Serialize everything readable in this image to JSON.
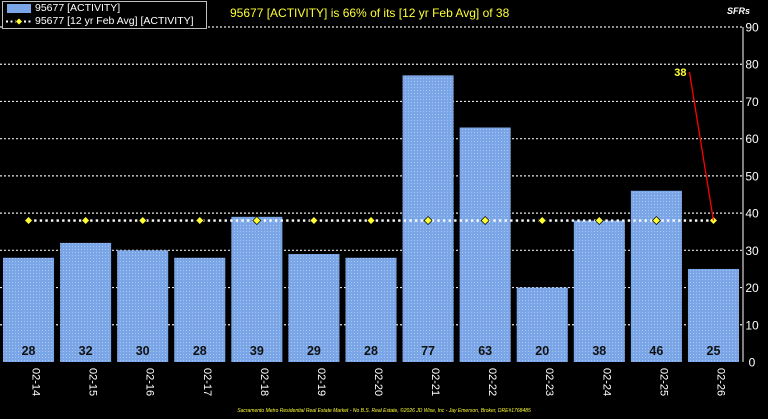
{
  "legend": {
    "series1": "95677 [ACTIVITY]",
    "series2": "95677 [12 yr Feb Avg] [ACTIVITY]"
  },
  "headline": "95677 [ACTIVITY] is 66% of its [12 yr Feb Avg] of 38",
  "unit_label": "SFRs",
  "footer": "Sacramento Metro Residential Real Estate Market - No B.S. Real Estate, ©2026 JD Wise, Inc - Jay Emerson, Broker, DRE#1768485",
  "avg_callout": "38",
  "colors": {
    "bar": "#7aa6e8",
    "bar_pattern": "#a9c6f2",
    "avg_line": "#ffffff",
    "avg_marker": "#ffff33",
    "callout_line": "#ff0000",
    "callout_text": "#ffff33",
    "background": "#000000"
  },
  "chart_data": {
    "type": "bar",
    "categories": [
      "02-14",
      "02-15",
      "02-16",
      "02-17",
      "02-18",
      "02-19",
      "02-20",
      "02-21",
      "02-22",
      "02-23",
      "02-24",
      "02-25",
      "02-26"
    ],
    "series": [
      {
        "name": "95677 [ACTIVITY]",
        "type": "bar",
        "values": [
          28,
          32,
          30,
          28,
          39,
          29,
          28,
          77,
          63,
          20,
          38,
          46,
          25
        ]
      },
      {
        "name": "95677 [12 yr Feb Avg] [ACTIVITY]",
        "type": "line",
        "values": [
          38,
          38,
          38,
          38,
          38,
          38,
          38,
          38,
          38,
          38,
          38,
          38,
          38
        ]
      }
    ],
    "data_labels": [
      "28",
      "32",
      "30",
      "28",
      "39",
      "29",
      "28",
      "77",
      "63",
      "20",
      "38",
      "46",
      "25"
    ],
    "ylim": [
      0,
      90
    ],
    "yticks": [
      "0",
      "10",
      "20",
      "30",
      "40",
      "50",
      "60",
      "70",
      "80",
      "90"
    ],
    "ytick_values": [
      0,
      10,
      20,
      30,
      40,
      50,
      60,
      70,
      80,
      90
    ],
    "ylabel": "SFRs",
    "grid": true,
    "legend_position": "top-left"
  }
}
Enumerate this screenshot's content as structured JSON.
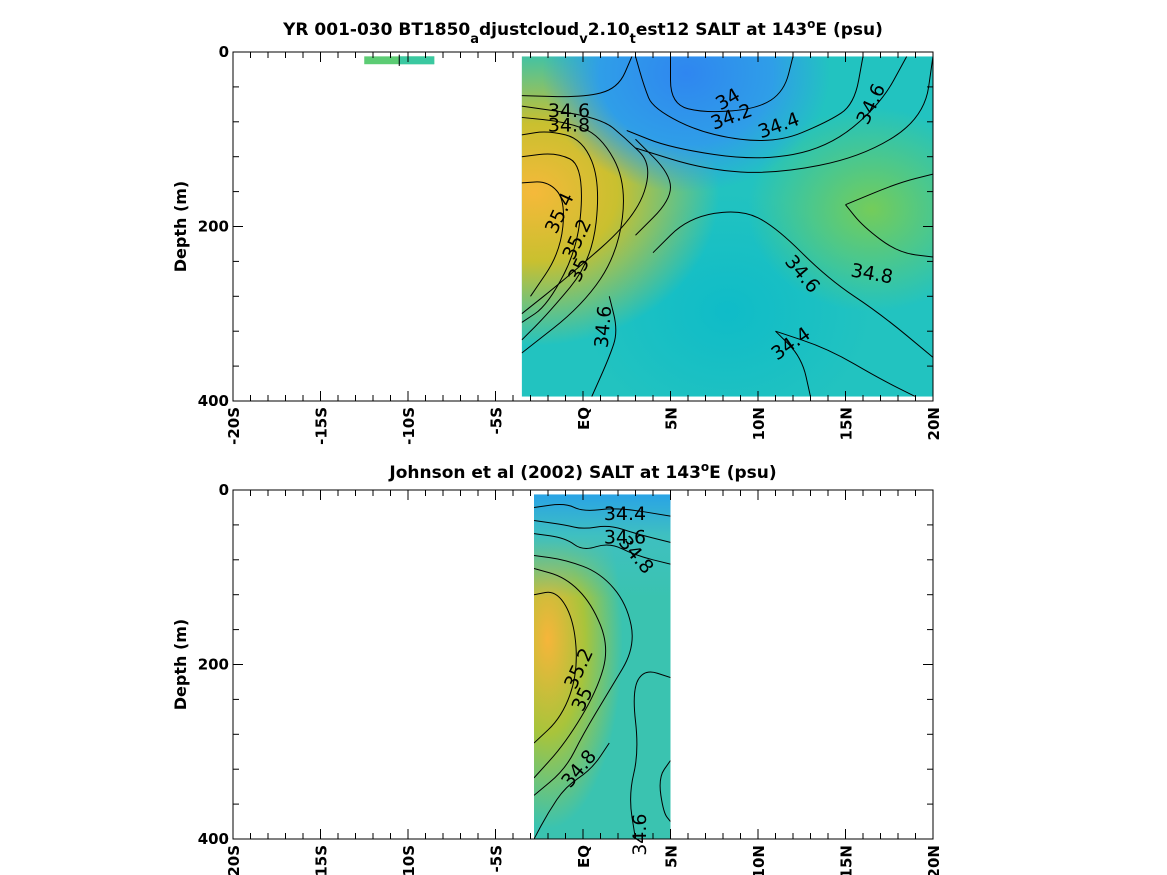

● ● ● ●

### INSTRUCTION
Reproduce all entries exactly. Pictures do not belong in the copy.

### PROBLEM SOLUTION
Serialize everything readable in this image to JSON.
{
  "legend": {
    "series1": "95677 [ACTIVITY]",
    "series2": "95677 [12 yr Feb Avg] [ACTIVITY]"
  },
  "headline": "95677 [ACTIVITY] is 66% of its [12 yr Feb Avg] of 38",
  "unit_label": "SFRs",
  "footer": "Sacramento Metro Residential Real Estate Market - No B.S. Real Estate, ©2026 JD Wise, Inc - Jay Emerson, Broker, DRE#1768485",
  "avg_callout": "38",
  "colors": {
    "bar": "#7aa6e8",
    "bar_pattern": "#a9c6f2",
    "avg_line": "#ffffff",
    "avg_marker": "#ffff33",
    "callout_line": "#ff0000",
    "callout_text": "#ffff33",
    "background": "#000000"
  },
  "chart_data": {
    "type": "bar",
    "categories": [
      "02-14",
      "02-15",
      "02-16",
      "02-17",
      "02-18",
      "02-19",
      "02-20",
      "02-21",
      "02-22",
      "02-23",
      "02-24",
      "02-25",
      "02-26"
    ],
    "series": [
      {
        "name": "95677 [ACTIVITY]",
        "type": "bar",
        "values": [
          28,
          32,
          30,
          28,
          39,
          29,
          28,
          77,
          63,
          20,
          38,
          46,
          25
        ]
      },
      {
        "name": "95677 [12 yr Feb Avg] [ACTIVITY]",
        "type": "line",
        "values": [
          38,
          38,
          38,
          38,
          38,
          38,
          38,
          38,
          38,
          38,
          38,
          38,
          38
        ]
      }
    ],
    "data_labels": [
      "28",
      "32",
      "30",
      "28",
      "39",
      "29",
      "28",
      "77",
      "63",
      "20",
      "38",
      "46",
      "25"
    ],
    "ylim": [
      0,
      90
    ],
    "yticks": [
      "0",
      "10",
      "20",
      "30",
      "40",
      "50",
      "60",
      "70",
      "80",
      "90"
    ],
    "ytick_values": [
      0,
      10,
      20,
      30,
      40,
      50,
      60,
      70,
      80,
      90
    ],
    "ylabel": "SFRs",
    "grid": true,
    "legend_position": "top-left"
  }
}
Enumerate this screenshot's content as structured JSON.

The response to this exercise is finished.